Given instruction: Using the data below, copy every line that contains the word "document".

---+---

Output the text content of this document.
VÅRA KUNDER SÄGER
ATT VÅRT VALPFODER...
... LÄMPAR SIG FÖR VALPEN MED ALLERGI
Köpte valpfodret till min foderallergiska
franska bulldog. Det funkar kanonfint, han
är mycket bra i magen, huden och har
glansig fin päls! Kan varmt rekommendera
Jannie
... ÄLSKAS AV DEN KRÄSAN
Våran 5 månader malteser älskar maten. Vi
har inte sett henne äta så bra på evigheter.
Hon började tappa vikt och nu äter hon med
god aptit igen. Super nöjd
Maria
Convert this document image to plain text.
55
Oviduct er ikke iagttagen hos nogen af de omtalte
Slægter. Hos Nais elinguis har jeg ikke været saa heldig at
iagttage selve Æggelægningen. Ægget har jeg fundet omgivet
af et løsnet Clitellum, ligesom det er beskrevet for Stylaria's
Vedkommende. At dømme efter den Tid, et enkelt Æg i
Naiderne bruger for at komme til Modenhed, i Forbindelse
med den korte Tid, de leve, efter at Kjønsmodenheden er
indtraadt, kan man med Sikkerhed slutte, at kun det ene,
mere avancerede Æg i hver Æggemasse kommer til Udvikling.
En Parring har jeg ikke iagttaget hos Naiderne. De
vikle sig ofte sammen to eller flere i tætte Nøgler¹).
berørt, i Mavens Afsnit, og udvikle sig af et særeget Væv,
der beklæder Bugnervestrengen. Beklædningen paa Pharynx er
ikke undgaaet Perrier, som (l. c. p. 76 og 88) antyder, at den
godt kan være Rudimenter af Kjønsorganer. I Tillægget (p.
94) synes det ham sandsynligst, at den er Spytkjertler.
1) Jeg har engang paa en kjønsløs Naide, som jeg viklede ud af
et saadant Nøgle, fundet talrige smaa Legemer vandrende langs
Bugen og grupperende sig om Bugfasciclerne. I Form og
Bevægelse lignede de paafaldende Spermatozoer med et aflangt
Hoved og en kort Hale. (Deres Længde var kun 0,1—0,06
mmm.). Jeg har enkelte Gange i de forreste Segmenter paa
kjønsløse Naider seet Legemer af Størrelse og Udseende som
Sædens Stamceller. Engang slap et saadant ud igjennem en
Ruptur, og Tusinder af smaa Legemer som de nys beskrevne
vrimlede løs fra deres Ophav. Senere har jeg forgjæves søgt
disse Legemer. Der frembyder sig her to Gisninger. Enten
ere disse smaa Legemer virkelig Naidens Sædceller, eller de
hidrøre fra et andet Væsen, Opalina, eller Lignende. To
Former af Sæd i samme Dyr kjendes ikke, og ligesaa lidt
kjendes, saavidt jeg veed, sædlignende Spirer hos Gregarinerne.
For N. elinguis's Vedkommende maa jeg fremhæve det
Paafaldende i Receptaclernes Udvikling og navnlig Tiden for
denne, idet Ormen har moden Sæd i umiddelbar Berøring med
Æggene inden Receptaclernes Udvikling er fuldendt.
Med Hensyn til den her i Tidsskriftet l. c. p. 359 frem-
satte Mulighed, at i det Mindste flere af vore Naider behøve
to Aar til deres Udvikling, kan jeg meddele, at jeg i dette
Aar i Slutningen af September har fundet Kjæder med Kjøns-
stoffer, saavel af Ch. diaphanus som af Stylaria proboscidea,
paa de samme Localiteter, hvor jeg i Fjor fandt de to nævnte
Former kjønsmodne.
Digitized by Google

---+---

Solution to this problem:
Output the text content of this document.
Convert this document image to plain text.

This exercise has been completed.